(Layout records)
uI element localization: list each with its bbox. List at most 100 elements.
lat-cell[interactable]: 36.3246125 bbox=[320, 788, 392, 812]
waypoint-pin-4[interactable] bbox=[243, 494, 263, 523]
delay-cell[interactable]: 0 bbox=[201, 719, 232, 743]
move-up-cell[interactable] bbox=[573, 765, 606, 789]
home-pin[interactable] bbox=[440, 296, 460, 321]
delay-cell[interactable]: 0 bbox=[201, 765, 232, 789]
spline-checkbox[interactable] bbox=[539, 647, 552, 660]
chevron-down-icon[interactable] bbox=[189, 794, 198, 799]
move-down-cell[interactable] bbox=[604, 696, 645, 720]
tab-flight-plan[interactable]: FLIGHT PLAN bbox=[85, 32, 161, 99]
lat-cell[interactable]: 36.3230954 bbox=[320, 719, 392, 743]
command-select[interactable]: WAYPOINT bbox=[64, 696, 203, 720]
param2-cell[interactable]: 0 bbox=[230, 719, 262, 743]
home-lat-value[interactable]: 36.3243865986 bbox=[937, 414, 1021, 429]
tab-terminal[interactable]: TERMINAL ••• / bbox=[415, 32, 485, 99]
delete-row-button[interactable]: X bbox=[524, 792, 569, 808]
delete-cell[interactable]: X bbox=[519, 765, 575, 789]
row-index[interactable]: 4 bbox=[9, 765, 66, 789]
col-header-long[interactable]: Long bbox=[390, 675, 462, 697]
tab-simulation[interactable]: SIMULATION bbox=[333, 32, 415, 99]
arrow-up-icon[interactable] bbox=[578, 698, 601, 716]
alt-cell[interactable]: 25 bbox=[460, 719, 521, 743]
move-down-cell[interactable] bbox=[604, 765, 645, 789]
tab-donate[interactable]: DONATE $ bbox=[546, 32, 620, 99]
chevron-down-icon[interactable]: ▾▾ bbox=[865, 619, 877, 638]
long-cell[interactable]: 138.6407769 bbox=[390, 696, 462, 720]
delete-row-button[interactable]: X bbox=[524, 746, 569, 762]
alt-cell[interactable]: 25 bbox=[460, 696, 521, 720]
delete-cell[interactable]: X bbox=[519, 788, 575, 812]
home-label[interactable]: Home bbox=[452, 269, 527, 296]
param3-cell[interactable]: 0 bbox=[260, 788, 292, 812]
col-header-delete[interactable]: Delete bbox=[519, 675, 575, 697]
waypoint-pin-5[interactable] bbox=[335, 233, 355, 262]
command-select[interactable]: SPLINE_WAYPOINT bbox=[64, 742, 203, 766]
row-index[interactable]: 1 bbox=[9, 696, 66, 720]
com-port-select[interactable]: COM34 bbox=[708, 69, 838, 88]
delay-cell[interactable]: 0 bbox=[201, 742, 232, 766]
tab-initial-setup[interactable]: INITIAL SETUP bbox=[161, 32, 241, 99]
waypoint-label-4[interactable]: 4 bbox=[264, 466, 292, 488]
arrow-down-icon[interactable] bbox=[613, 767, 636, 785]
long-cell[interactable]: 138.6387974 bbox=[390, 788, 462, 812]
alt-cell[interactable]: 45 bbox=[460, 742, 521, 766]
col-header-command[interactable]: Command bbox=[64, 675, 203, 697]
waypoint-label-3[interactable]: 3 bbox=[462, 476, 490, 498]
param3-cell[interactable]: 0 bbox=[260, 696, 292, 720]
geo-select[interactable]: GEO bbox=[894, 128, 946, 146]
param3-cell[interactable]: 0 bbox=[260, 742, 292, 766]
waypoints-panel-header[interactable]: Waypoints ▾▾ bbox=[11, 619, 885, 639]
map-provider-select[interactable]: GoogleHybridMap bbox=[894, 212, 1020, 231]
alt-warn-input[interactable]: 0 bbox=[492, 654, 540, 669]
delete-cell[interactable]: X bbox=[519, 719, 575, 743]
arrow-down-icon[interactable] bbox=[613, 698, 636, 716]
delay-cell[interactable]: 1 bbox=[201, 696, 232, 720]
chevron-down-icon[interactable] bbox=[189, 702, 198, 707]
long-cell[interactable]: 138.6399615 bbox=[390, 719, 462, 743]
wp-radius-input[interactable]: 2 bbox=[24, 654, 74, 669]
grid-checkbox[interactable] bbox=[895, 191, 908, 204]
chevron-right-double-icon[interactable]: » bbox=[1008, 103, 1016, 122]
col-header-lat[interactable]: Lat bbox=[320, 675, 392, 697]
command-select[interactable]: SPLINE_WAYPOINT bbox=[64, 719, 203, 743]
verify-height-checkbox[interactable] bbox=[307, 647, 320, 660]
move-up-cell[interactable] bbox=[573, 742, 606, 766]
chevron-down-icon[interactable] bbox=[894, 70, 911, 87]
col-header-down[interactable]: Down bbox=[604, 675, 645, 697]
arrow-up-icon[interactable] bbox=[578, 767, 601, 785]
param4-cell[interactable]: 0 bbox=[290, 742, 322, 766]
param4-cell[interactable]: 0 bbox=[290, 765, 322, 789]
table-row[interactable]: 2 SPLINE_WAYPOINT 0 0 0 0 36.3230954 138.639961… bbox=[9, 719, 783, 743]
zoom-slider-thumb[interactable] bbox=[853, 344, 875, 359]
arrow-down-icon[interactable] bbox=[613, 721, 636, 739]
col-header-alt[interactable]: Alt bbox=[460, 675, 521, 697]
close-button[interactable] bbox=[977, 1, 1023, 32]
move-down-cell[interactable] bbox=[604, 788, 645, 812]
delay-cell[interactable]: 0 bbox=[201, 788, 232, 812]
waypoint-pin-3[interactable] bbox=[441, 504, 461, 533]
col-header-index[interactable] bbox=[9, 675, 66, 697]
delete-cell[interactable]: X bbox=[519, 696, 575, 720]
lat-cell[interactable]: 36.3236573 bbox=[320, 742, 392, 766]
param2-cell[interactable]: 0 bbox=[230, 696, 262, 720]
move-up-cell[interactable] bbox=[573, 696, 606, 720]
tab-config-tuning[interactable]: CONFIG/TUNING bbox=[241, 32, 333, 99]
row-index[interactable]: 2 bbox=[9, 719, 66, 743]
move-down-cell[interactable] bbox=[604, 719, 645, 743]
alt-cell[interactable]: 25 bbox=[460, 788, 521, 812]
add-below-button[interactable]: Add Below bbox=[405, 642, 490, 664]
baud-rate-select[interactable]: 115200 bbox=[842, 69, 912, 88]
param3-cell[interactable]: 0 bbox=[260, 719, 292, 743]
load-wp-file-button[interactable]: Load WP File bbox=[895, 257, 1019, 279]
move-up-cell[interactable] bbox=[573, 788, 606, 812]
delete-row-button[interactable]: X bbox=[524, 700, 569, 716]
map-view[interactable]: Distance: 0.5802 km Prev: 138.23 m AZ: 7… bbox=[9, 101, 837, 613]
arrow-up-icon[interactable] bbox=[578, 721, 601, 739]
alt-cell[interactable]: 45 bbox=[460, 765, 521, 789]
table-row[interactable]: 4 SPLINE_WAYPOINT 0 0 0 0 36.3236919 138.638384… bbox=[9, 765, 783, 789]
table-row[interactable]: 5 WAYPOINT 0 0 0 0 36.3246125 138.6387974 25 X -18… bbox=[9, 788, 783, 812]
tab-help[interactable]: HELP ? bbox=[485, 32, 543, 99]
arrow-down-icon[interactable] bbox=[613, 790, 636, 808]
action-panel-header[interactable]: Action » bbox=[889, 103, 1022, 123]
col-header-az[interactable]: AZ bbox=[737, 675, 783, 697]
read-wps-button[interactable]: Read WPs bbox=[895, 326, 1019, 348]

PROBLEM TO WORK ON:
Reproduce the records above line for line, with no changes.

SOLUTION BELOW:
uI element localization: list each with its bbox. List at most 100 elements.
lat-cell[interactable]: 36.3246125 bbox=[320, 788, 392, 812]
waypoint-pin-4[interactable] bbox=[243, 494, 263, 523]
delay-cell[interactable]: 0 bbox=[201, 719, 232, 743]
move-up-cell[interactable] bbox=[573, 765, 606, 789]
home-pin[interactable] bbox=[440, 296, 460, 321]
delay-cell[interactable]: 0 bbox=[201, 765, 232, 789]
spline-checkbox[interactable] bbox=[539, 647, 552, 660]
chevron-down-icon[interactable] bbox=[189, 794, 198, 799]
move-down-cell[interactable] bbox=[604, 696, 645, 720]
tab-flight-plan[interactable]: FLIGHT PLAN bbox=[85, 32, 161, 99]
lat-cell[interactable]: 36.3230954 bbox=[320, 719, 392, 743]
command-select[interactable]: WAYPOINT bbox=[64, 696, 203, 720]
param2-cell[interactable]: 0 bbox=[230, 719, 262, 743]
home-lat-value[interactable]: 36.3243865986 bbox=[937, 414, 1021, 429]
tab-terminal[interactable]: TERMINAL ••• / bbox=[415, 32, 485, 99]
delete-row-button[interactable]: X bbox=[524, 792, 569, 808]
delete-cell[interactable]: X bbox=[519, 765, 575, 789]
row-index[interactable]: 4 bbox=[9, 765, 66, 789]
col-header-long[interactable]: Long bbox=[390, 675, 462, 697]
tab-simulation[interactable]: SIMULATION bbox=[333, 32, 415, 99]
arrow-up-icon[interactable] bbox=[578, 698, 601, 716]
alt-cell[interactable]: 25 bbox=[460, 719, 521, 743]
move-down-cell[interactable] bbox=[604, 765, 645, 789]
tab-donate[interactable]: DONATE $ bbox=[546, 32, 620, 99]
chevron-down-icon[interactable]: ▾▾ bbox=[865, 619, 877, 638]
long-cell[interactable]: 138.6407769 bbox=[390, 696, 462, 720]
delete-row-button[interactable]: X bbox=[524, 746, 569, 762]
alt-cell[interactable]: 25 bbox=[460, 696, 521, 720]
delete-cell[interactable]: X bbox=[519, 788, 575, 812]
home-label[interactable]: Home bbox=[452, 269, 527, 296]
param3-cell[interactable]: 0 bbox=[260, 788, 292, 812]
col-header-delete[interactable]: Delete bbox=[519, 675, 575, 697]
waypoint-pin-5[interactable] bbox=[335, 233, 355, 262]
command-select[interactable]: SPLINE_WAYPOINT bbox=[64, 742, 203, 766]
row-index[interactable]: 1 bbox=[9, 696, 66, 720]
com-port-select[interactable]: COM34 bbox=[708, 69, 838, 88]
delay-cell[interactable]: 0 bbox=[201, 742, 232, 766]
tab-initial-setup[interactable]: INITIAL SETUP bbox=[161, 32, 241, 99]
waypoint-label-4[interactable]: 4 bbox=[264, 466, 292, 488]
arrow-down-icon[interactable] bbox=[613, 767, 636, 785]
long-cell[interactable]: 138.6387974 bbox=[390, 788, 462, 812]
alt-cell[interactable]: 45 bbox=[460, 742, 521, 766]
col-header-command[interactable]: Command bbox=[64, 675, 203, 697]
waypoint-label-3[interactable]: 3 bbox=[462, 476, 490, 498]
param3-cell[interactable]: 0 bbox=[260, 696, 292, 720]
geo-select[interactable]: GEO bbox=[894, 128, 946, 146]
param3-cell[interactable]: 0 bbox=[260, 742, 292, 766]
waypoints-panel-header[interactable]: Waypoints ▾▾ bbox=[11, 619, 885, 639]
map-provider-select[interactable]: GoogleHybridMap bbox=[894, 212, 1020, 231]
alt-warn-input[interactable]: 0 bbox=[492, 654, 540, 669]
delete-cell[interactable]: X bbox=[519, 719, 575, 743]
arrow-down-icon[interactable] bbox=[613, 698, 636, 716]
delay-cell[interactable]: 1 bbox=[201, 696, 232, 720]
chevron-down-icon[interactable] bbox=[189, 702, 198, 707]
long-cell[interactable]: 138.6399615 bbox=[390, 719, 462, 743]
wp-radius-input[interactable]: 2 bbox=[24, 654, 74, 669]
grid-checkbox[interactable] bbox=[895, 191, 908, 204]
chevron-right-double-icon[interactable]: » bbox=[1008, 103, 1016, 122]
col-header-lat[interactable]: Lat bbox=[320, 675, 392, 697]
command-select[interactable]: SPLINE_WAYPOINT bbox=[64, 719, 203, 743]
verify-height-checkbox[interactable] bbox=[307, 647, 320, 660]
move-up-cell[interactable] bbox=[573, 742, 606, 766]
chevron-down-icon[interactable] bbox=[894, 70, 911, 87]
col-header-down[interactable]: Down bbox=[604, 675, 645, 697]
arrow-up-icon[interactable] bbox=[578, 767, 601, 785]
param4-cell[interactable]: 0 bbox=[290, 742, 322, 766]
param4-cell[interactable]: 0 bbox=[290, 765, 322, 789]
table-row[interactable]: 2 SPLINE_WAYPOINT 0 0 0 0 36.3230954 138.639961… bbox=[9, 719, 783, 743]
zoom-slider-thumb[interactable] bbox=[853, 344, 875, 359]
arrow-down-icon[interactable] bbox=[613, 721, 636, 739]
col-header-alt[interactable]: Alt bbox=[460, 675, 521, 697]
close-button[interactable] bbox=[977, 1, 1023, 32]
move-down-cell[interactable] bbox=[604, 788, 645, 812]
delay-cell[interactable]: 0 bbox=[201, 788, 232, 812]
waypoint-pin-3[interactable] bbox=[441, 504, 461, 533]
col-header-index[interactable] bbox=[9, 675, 66, 697]
delete-cell[interactable]: X bbox=[519, 696, 575, 720]
lat-cell[interactable]: 36.3236573 bbox=[320, 742, 392, 766]
param2-cell[interactable]: 0 bbox=[230, 696, 262, 720]
move-up-cell[interactable] bbox=[573, 696, 606, 720]
tab-config-tuning[interactable]: CONFIG/TUNING bbox=[241, 32, 333, 99]
row-index[interactable]: 2 bbox=[9, 719, 66, 743]
move-down-cell[interactable] bbox=[604, 719, 645, 743]
alt-cell[interactable]: 25 bbox=[460, 788, 521, 812]
add-below-button[interactable]: Add Below bbox=[405, 642, 490, 664]
baud-rate-select[interactable]: 115200 bbox=[842, 69, 912, 88]
param3-cell[interactable]: 0 bbox=[260, 719, 292, 743]
load-wp-file-button[interactable]: Load WP File bbox=[895, 257, 1019, 279]
move-up-cell[interactable] bbox=[573, 788, 606, 812]
delete-row-button[interactable]: X bbox=[524, 700, 569, 716]
map-view[interactable]: Distance: 0.5802 km Prev: 138.23 m AZ: 7… bbox=[9, 101, 837, 613]
arrow-up-icon[interactable] bbox=[578, 721, 601, 739]
alt-cell[interactable]: 45 bbox=[460, 765, 521, 789]
table-row[interactable]: 4 SPLINE_WAYPOINT 0 0 0 0 36.3236919 138.638384… bbox=[9, 765, 783, 789]
table-row[interactable]: 5 WAYPOINT 0 0 0 0 36.3246125 138.6387974 25 X -18… bbox=[9, 788, 783, 812]
tab-help[interactable]: HELP ? bbox=[485, 32, 543, 99]
arrow-down-icon[interactable] bbox=[613, 790, 636, 808]
action-panel-header[interactable]: Action » bbox=[889, 103, 1022, 123]
col-header-az[interactable]: AZ bbox=[737, 675, 783, 697]
read-wps-button[interactable]: Read WPs bbox=[895, 326, 1019, 348]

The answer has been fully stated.